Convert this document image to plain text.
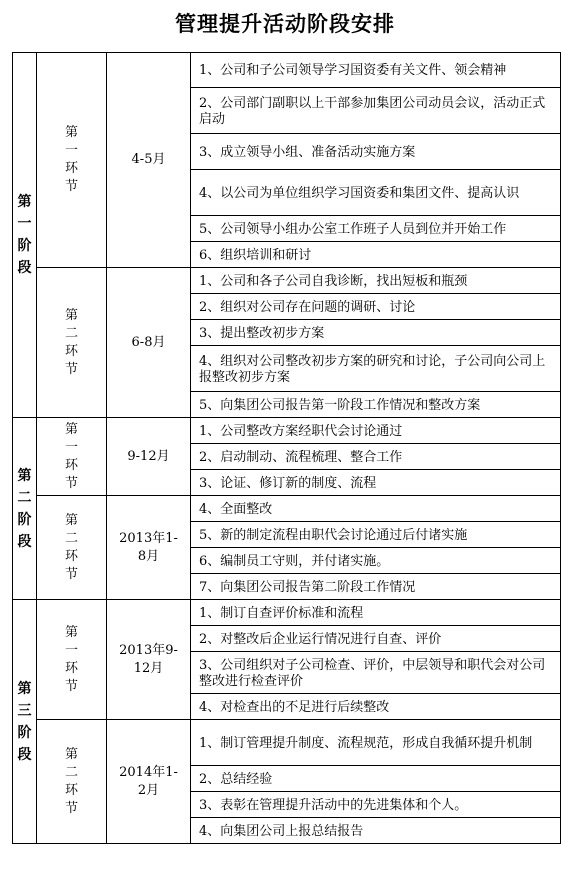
管理提升活动阶段安排
第一阶段	第一环节	4-5月	1、公司和子公司领导学习国资委有关文件、领会精神
			2、公司部门副职以上干部参加集团公司动员会议，活动正式启动
			3、成立领导小组、准备活动实施方案
			4、以公司为单位组织学习国资委和集团文件、提高认识
			5、公司领导小组办公室工作班子人员到位并开始工作
			6、组织培训和研讨
	第二环节	6-8月	1、公司和各子公司自我诊断，找出短板和瓶颈
			2、组织对公司存在问题的调研、讨论
			3、提出整改初步方案
			4、组织对公司整改初步方案的研究和讨论，子公司向公司上报整改初步方案
			5、向集团公司报告第一阶段工作情况和整改方案
第二阶段	第一环节	9-12月	1、公司整改方案经职代会讨论通过
			2、启动制动、流程梳理、整合工作
			3、论证、修订新的制度、流程
	第二环节	2013年1-8月	4、全面整改
			5、新的制定流程由职代会讨论通过后付诸实施
			6、编制员工守则，并付诸实施。
			7、向集团公司报告第二阶段工作情况
第三阶段	第一环节	2013年9-12月	1、制订自查评价标准和流程
			2、对整改后企业运行情况进行自查、评价
			3、公司组织对子公司检查、评价，中层领导和职代会对公司整改进行检查评价
			4、对检查出的不足进行后续整改
	第二环节	2014年1-2月	1、制订管理提升制度、流程规范，形成自我循环提升机制
			2、总结经验
			3、表彰在管理提升活动中的先进集体和个人。
			4、向集团公司上报总结报告
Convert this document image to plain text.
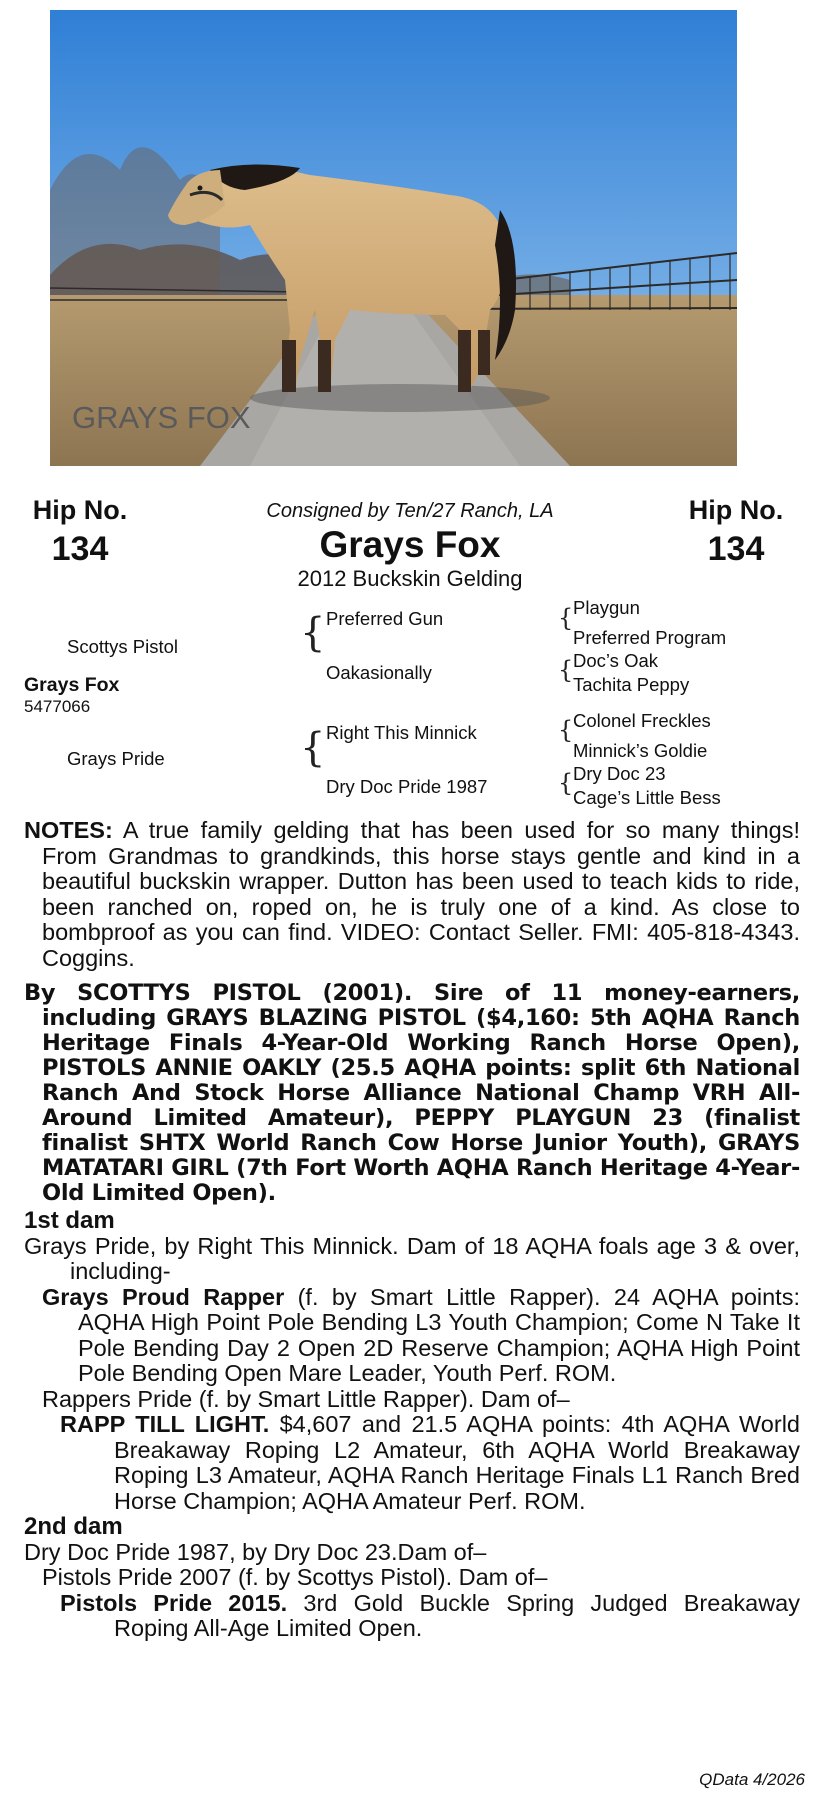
GRAYS FOX
Hip No.
134
Consigned by Ten/27 Ranch, LA
Grays Fox
2012 Buckskin Gelding
Hip No.
134
Scottys Pistol
Grays Fox
5477066
Grays Pride
{ Preferred Gun
Oakasionally
{ Right This Minnick
Dry Doc Pride 1987
{ Playgun
Preferred Program
{ Doc’s Oak
Tachita Peppy
{ Colonel Freckles
Minnick’s Goldie
{ Dry Doc 23
Cage’s Little Bess

NOTES: A true family gelding that has been used for so many things! From Grandmas to grandkinds, this horse stays gentle and kind in a beautiful buckskin wrapper. Dutton has been used to teach kids to ride, been ranched on, roped on, he is truly one of a kind. As close to bombproof as you can find. VIDEO: Contact Seller. FMI: 405-818-4343. Coggins.

By SCOTTYS PISTOL (2001). Sire of 11 money-earners, including GRAYS BLAZING PISTOL ($4,160: 5th AQHA Ranch Heritage Finals 4-Year-Old Working Ranch Horse Open), PISTOLS ANNIE OAKLY (25.5 AQHA points: split 6th National Ranch And Stock Horse Alliance National Champ VRH All-Around Limited Amateur), PEPPY PLAYGUN 23 (finalist finalist SHTX World Ranch Cow Horse Junior Youth), GRAYS MATATARI GIRL (7th Fort Worth AQHA Ranch Heritage 4-Year-Old Limited Open).

1st dam

Grays Pride, by Right This Minnick. Dam of 18 AQHA foals age 3 & over, including-

Grays Proud Rapper (f. by Smart Little Rapper). 24 AQHA points: AQHA High Point Pole Bending L3 Youth Champion; Come N Take It Pole Bending Day 2 Open 2D Reserve Champion; AQHA High Point Pole Bending Open Mare Leader, Youth Perf. ROM.

Rappers Pride (f. by Smart Little Rapper). Dam of–

RAPP TILL LIGHT. $4,607 and 21.5 AQHA points: 4th AQHA World Breakaway Roping L2 Amateur, 6th AQHA World Breakaway Roping L3 Amateur, AQHA Ranch Heritage Finals L1 Ranch Bred Horse Champion; AQHA Amateur Perf. ROM.

2nd dam

Dry Doc Pride 1987, by Dry Doc 23.Dam of–

Pistols Pride 2007 (f. by Scottys Pistol). Dam of–

Pistols Pride 2015. 3rd Gold Buckle Spring Judged Breakaway Roping All-Age Limited Open.

QData 4/2026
·····
§ **EXERCISE**: Omitting all images, retype each line of the records precisely.

§ **RESULT**:
Convert this document image to plain text.
管理提升活动阶段安排
第一阶段	第一环节	4-5月	1、公司和子公司领导学习国资委有关文件、领会精神
			2、公司部门副职以上干部参加集团公司动员会议，活动正式启动
			3、成立领导小组、准备活动实施方案
			4、以公司为单位组织学习国资委和集团文件、提高认识
			5、公司领导小组办公室工作班子人员到位并开始工作
			6、组织培训和研讨
	第二环节	6-8月	1、公司和各子公司自我诊断，找出短板和瓶颈
			2、组织对公司存在问题的调研、讨论
			3、提出整改初步方案
			4、组织对公司整改初步方案的研究和讨论，子公司向公司上报整改初步方案
			5、向集团公司报告第一阶段工作情况和整改方案
第二阶段	第一环节	9-12月	1、公司整改方案经职代会讨论通过
			2、启动制动、流程梳理、整合工作
			3、论证、修订新的制度、流程
	第二环节	2013年1-8月	4、全面整改
			5、新的制定流程由职代会讨论通过后付诸实施
			6、编制员工守则，并付诸实施。
			7、向集团公司报告第二阶段工作情况
第三阶段	第一环节	2013年9-12月	1、制订自查评价标准和流程
			2、对整改后企业运行情况进行自查、评价
			3、公司组织对子公司检查、评价，中层领导和职代会对公司整改进行检查评价
			4、对检查出的不足进行后续整改
	第二环节	2014年1-2月	1、制订管理提升制度、流程规范，形成自我循环提升机制
			2、总结经验
			3、表彰在管理提升活动中的先进集体和个人。
			4、向集团公司上报总结报告
Convert this document image to plain text.
GRAYS FOX
Hip No.
134
Consigned by Ten/27 Ranch, LA
Grays Fox
2012 Buckskin Gelding
Hip No.
134
Scottys Pistol
Grays Fox
5477066
Grays Pride
{ Preferred Gun
Oakasionally
{ Right This Minnick
Dry Doc Pride 1987
{ Playgun
Preferred Program
{ Doc’s Oak
Tachita Peppy
{ Colonel Freckles
Minnick’s Goldie
{ Dry Doc 23
Cage’s Little Bess

NOTES: A true family gelding that has been used for so many things! From Grandmas to grandkinds, this horse stays gentle and kind in a beautiful buckskin wrapper. Dutton has been used to teach kids to ride, been ranched on, roped on, he is truly one of a kind. As close to bombproof as you can find. VIDEO: Contact Seller. FMI: 405-818-4343. Coggins.

By SCOTTYS PISTOL (2001). Sire of 11 money-earners, including GRAYS BLAZING PISTOL ($4,160: 5th AQHA Ranch Heritage Finals 4-Year-Old Working Ranch Horse Open), PISTOLS ANNIE OAKLY (25.5 AQHA points: split 6th National Ranch And Stock Horse Alliance National Champ VRH All-Around Limited Amateur), PEPPY PLAYGUN 23 (finalist finalist SHTX World Ranch Cow Horse Junior Youth), GRAYS MATATARI GIRL (7th Fort Worth AQHA Ranch Heritage 4-Year-Old Limited Open).

1st dam

Grays Pride, by Right This Minnick. Dam of 18 AQHA foals age 3 & over, including-

Grays Proud Rapper (f. by Smart Little Rapper). 24 AQHA points: AQHA High Point Pole Bending L3 Youth Champion; Come N Take It Pole Bending Day 2 Open 2D Reserve Champion; AQHA High Point Pole Bending Open Mare Leader, Youth Perf. ROM.

Rappers Pride (f. by Smart Little Rapper). Dam of–

RAPP TILL LIGHT. $4,607 and 21.5 AQHA points: 4th AQHA World Breakaway Roping L2 Amateur, 6th AQHA World Breakaway Roping L3 Amateur, AQHA Ranch Heritage Finals L1 Ranch Bred Horse Champion; AQHA Amateur Perf. ROM.

2nd dam

Dry Doc Pride 1987, by Dry Doc 23.Dam of–

Pistols Pride 2007 (f. by Scottys Pistol). Dam of–

Pistols Pride 2015. 3rd Gold Buckle Spring Judged Breakaway Roping All-Age Limited Open.

QData 4/2026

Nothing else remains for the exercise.